[A block of data]
----------

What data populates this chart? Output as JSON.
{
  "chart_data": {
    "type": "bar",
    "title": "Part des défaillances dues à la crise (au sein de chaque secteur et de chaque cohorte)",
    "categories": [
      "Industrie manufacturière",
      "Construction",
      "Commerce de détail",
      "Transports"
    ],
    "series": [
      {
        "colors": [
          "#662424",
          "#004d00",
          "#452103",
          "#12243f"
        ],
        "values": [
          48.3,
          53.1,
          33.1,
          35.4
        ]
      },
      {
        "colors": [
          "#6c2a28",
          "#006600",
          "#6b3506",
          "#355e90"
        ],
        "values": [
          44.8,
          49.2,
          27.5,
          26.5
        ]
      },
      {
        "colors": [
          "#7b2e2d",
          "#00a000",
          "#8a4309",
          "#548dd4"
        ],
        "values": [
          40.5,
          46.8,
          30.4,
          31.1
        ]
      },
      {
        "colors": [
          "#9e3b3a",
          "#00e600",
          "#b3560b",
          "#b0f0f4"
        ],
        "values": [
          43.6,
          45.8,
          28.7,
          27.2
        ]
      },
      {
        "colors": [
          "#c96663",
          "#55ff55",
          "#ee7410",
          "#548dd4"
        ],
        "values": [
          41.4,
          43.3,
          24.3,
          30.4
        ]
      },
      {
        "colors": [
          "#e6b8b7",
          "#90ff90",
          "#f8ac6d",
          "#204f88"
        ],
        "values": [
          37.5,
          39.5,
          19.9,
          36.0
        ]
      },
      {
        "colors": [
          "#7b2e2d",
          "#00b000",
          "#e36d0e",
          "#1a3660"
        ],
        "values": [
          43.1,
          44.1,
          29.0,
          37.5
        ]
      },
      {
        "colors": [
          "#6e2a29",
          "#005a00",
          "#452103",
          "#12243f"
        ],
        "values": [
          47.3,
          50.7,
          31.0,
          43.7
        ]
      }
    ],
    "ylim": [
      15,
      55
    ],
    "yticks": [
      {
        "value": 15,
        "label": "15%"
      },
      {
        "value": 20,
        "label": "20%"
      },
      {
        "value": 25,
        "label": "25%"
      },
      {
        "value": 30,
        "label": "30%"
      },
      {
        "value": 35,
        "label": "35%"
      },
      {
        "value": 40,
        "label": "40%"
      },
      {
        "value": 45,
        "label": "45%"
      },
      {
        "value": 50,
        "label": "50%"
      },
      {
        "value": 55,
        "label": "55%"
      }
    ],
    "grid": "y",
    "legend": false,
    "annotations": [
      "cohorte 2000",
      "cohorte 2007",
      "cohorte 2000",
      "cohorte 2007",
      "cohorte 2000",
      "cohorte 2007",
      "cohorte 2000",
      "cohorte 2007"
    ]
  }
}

----------

WHAT YOU ARE ASKED TO DO —
Tally up the lines in the records containing the word "label", then give the count and nothing else.

ANSWER TO THIS EXERCISE —
9